Requirement
Print out every line, exactly as written.

Data in this exercise
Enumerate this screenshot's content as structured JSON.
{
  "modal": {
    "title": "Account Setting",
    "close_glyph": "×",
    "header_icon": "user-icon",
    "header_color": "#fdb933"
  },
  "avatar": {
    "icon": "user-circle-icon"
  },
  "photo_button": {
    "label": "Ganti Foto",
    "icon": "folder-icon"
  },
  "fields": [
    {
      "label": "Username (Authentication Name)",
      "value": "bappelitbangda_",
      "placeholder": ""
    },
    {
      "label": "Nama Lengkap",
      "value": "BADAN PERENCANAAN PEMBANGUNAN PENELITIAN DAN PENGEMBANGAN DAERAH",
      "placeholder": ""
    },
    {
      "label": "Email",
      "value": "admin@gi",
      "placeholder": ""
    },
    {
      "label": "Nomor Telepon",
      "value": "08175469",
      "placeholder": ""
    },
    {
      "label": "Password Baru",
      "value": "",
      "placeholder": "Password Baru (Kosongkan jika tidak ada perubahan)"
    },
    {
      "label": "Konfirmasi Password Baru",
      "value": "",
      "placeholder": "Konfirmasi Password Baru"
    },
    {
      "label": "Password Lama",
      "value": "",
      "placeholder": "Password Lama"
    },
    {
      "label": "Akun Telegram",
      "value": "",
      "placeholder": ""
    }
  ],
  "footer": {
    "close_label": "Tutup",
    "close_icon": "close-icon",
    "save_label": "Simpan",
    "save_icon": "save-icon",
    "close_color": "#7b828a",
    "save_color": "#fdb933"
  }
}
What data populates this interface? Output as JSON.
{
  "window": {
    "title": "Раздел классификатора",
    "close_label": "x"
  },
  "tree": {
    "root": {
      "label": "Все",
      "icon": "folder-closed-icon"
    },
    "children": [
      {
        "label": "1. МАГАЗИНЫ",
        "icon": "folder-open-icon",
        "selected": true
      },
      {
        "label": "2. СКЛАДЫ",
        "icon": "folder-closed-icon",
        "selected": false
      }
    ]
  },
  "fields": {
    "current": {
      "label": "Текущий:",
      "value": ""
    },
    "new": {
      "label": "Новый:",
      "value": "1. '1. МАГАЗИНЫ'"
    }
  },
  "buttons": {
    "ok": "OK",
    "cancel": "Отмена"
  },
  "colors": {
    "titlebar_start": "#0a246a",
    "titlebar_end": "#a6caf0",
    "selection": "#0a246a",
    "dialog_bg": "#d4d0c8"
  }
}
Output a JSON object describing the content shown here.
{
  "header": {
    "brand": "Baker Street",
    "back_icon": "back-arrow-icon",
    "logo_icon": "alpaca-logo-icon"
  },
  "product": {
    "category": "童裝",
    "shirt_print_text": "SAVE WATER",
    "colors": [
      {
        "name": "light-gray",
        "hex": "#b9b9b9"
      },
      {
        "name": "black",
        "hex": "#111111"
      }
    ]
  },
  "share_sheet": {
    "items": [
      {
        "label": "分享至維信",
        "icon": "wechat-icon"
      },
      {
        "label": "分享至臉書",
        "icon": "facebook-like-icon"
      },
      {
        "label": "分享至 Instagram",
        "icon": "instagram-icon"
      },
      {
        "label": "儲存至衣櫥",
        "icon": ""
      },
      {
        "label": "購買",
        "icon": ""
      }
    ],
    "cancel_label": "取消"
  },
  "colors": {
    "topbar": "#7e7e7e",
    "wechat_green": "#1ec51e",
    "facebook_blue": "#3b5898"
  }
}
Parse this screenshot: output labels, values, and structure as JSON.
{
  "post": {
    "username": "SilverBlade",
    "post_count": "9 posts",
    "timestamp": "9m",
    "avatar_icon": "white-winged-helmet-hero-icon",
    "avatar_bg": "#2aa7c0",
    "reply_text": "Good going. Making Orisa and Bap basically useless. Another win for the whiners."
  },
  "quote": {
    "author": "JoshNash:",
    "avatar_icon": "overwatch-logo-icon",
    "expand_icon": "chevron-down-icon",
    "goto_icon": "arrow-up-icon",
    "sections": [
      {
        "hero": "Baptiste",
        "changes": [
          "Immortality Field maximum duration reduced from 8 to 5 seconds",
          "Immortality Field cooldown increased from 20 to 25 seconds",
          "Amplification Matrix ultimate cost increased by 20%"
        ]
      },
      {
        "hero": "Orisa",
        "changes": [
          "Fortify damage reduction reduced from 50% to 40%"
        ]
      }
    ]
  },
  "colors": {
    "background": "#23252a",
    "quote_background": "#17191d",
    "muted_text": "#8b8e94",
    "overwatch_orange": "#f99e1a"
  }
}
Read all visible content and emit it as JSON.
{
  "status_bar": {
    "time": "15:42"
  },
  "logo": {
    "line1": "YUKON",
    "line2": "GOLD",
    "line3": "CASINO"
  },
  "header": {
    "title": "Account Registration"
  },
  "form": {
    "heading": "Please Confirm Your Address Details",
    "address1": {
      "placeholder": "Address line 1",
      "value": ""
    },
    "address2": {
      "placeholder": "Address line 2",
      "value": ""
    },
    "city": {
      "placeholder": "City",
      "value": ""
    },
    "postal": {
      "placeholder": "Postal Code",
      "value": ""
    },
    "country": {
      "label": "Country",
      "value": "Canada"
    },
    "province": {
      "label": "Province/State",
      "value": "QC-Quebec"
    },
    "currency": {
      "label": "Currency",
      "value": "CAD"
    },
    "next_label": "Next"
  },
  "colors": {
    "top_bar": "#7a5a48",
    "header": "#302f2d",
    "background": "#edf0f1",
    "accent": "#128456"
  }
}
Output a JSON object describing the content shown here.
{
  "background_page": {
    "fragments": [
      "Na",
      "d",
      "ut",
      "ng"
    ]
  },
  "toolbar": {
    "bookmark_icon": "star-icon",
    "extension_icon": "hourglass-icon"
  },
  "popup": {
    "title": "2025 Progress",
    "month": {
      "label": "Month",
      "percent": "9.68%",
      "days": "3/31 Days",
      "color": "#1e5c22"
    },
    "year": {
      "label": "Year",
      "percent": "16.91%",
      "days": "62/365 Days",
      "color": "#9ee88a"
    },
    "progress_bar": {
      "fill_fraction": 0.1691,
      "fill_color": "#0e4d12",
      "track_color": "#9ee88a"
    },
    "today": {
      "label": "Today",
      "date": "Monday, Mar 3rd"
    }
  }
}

Solution to the exercise
Enumerate this screenshot's content as structured JSON.
{
  "modal": {
    "title": "Account Setting",
    "close_glyph": "×",
    "header_icon": "user-icon",
    "header_color": "#fdb933"
  },
  "avatar": {
    "icon": "user-circle-icon"
  },
  "photo_button": {
    "label": "Ganti Foto",
    "icon": "folder-icon"
  },
  "fields": [
    {
      "label": "Username (Authentication Name)",
      "value": "bappelitbangda_",
      "placeholder": ""
    },
    {
      "label": "Nama Lengkap",
      "value": "BADAN PERENCANAAN PEMBANGUNAN PENELITIAN DAN PENGEMBANGAN DAERAH",
      "placeholder": ""
    },
    {
      "label": "Email",
      "value": "admin@gi",
      "placeholder": ""
    },
    {
      "label": "Nomor Telepon",
      "value": "08175469",
      "placeholder": ""
    },
    {
      "label": "Password Baru",
      "value": "",
      "placeholder": "Password Baru (Kosongkan jika tidak ada perubahan)"
    },
    {
      "label": "Konfirmasi Password Baru",
      "value": "",
      "placeholder": "Konfirmasi Password Baru"
    },
    {
      "label": "Password Lama",
      "value": "",
      "placeholder": "Password Lama"
    },
    {
      "label": "Akun Telegram",
      "value": "",
      "placeholder": ""
    }
  ],
  "footer": {
    "close_label": "Tutup",
    "close_icon": "close-icon",
    "save_label": "Simpan",
    "save_icon": "save-icon",
    "close_color": "#7b828a",
    "save_color": "#fdb933"
  }
}
What data populates this interface? Output as JSON.
{
  "window": {
    "title": "Раздел классификатора",
    "close_label": "x"
  },
  "tree": {
    "root": {
      "label": "Все",
      "icon": "folder-closed-icon"
    },
    "children": [
      {
        "label": "1. МАГАЗИНЫ",
        "icon": "folder-open-icon",
        "selected": true
      },
      {
        "label": "2. СКЛАДЫ",
        "icon": "folder-closed-icon",
        "selected": false
      }
    ]
  },
  "fields": {
    "current": {
      "label": "Текущий:",
      "value": ""
    },
    "new": {
      "label": "Новый:",
      "value": "1. '1. МАГАЗИНЫ'"
    }
  },
  "buttons": {
    "ok": "OK",
    "cancel": "Отмена"
  },
  "colors": {
    "titlebar_start": "#0a246a",
    "titlebar_end": "#a6caf0",
    "selection": "#0a246a",
    "dialog_bg": "#d4d0c8"
  }
}
Output a JSON object describing the content shown here.
{
  "header": {
    "brand": "Baker Street",
    "back_icon": "back-arrow-icon",
    "logo_icon": "alpaca-logo-icon"
  },
  "product": {
    "category": "童裝",
    "shirt_print_text": "SAVE WATER",
    "colors": [
      {
        "name": "light-gray",
        "hex": "#b9b9b9"
      },
      {
        "name": "black",
        "hex": "#111111"
      }
    ]
  },
  "share_sheet": {
    "items": [
      {
        "label": "分享至維信",
        "icon": "wechat-icon"
      },
      {
        "label": "分享至臉書",
        "icon": "facebook-like-icon"
      },
      {
        "label": "分享至 Instagram",
        "icon": "instagram-icon"
      },
      {
        "label": "儲存至衣櫥",
        "icon": ""
      },
      {
        "label": "購買",
        "icon": ""
      }
    ],
    "cancel_label": "取消"
  },
  "colors": {
    "topbar": "#7e7e7e",
    "wechat_green": "#1ec51e",
    "facebook_blue": "#3b5898"
  }
}
Parse this screenshot: output labels, values, and structure as JSON.
{
  "post": {
    "username": "SilverBlade",
    "post_count": "9 posts",
    "timestamp": "9m",
    "avatar_icon": "white-winged-helmet-hero-icon",
    "avatar_bg": "#2aa7c0",
    "reply_text": "Good going. Making Orisa and Bap basically useless. Another win for the whiners."
  },
  "quote": {
    "author": "JoshNash:",
    "avatar_icon": "overwatch-logo-icon",
    "expand_icon": "chevron-down-icon",
    "goto_icon": "arrow-up-icon",
    "sections": [
      {
        "hero": "Baptiste",
        "changes": [
          "Immortality Field maximum duration reduced from 8 to 5 seconds",
          "Immortality Field cooldown increased from 20 to 25 seconds",
          "Amplification Matrix ultimate cost increased by 20%"
        ]
      },
      {
        "hero": "Orisa",
        "changes": [
          "Fortify damage reduction reduced from 50% to 40%"
        ]
      }
    ]
  },
  "colors": {
    "background": "#23252a",
    "quote_background": "#17191d",
    "muted_text": "#8b8e94",
    "overwatch_orange": "#f99e1a"
  }
}
Read all visible content and emit it as JSON.
{
  "status_bar": {
    "time": "15:42"
  },
  "logo": {
    "line1": "YUKON",
    "line2": "GOLD",
    "line3": "CASINO"
  },
  "header": {
    "title": "Account Registration"
  },
  "form": {
    "heading": "Please Confirm Your Address Details",
    "address1": {
      "placeholder": "Address line 1",
      "value": ""
    },
    "address2": {
      "placeholder": "Address line 2",
      "value": ""
    },
    "city": {
      "placeholder": "City",
      "value": ""
    },
    "postal": {
      "placeholder": "Postal Code",
      "value": ""
    },
    "country": {
      "label": "Country",
      "value": "Canada"
    },
    "province": {
      "label": "Province/State",
      "value": "QC-Quebec"
    },
    "currency": {
      "label": "Currency",
      "value": "CAD"
    },
    "next_label": "Next"
  },
  "colors": {
    "top_bar": "#7a5a48",
    "header": "#302f2d",
    "background": "#edf0f1",
    "accent": "#128456"
  }
}
Output a JSON object describing the content shown here.
{
  "background_page": {
    "fragments": [
      "Na",
      "d",
      "ut",
      "ng"
    ]
  },
  "toolbar": {
    "bookmark_icon": "star-icon",
    "extension_icon": "hourglass-icon"
  },
  "popup": {
    "title": "2025 Progress",
    "month": {
      "label": "Month",
      "percent": "9.68%",
      "days": "3/31 Days",
      "color": "#1e5c22"
    },
    "year": {
      "label": "Year",
      "percent": "16.91%",
      "days": "62/365 Days",
      "color": "#9ee88a"
    },
    "progress_bar": {
      "fill_fraction": 0.1691,
      "fill_color": "#0e4d12",
      "track_color": "#9ee88a"
    },
    "today": {
      "label": "Today",
      "date": "Monday, Mar 3rd"
    }
  }
}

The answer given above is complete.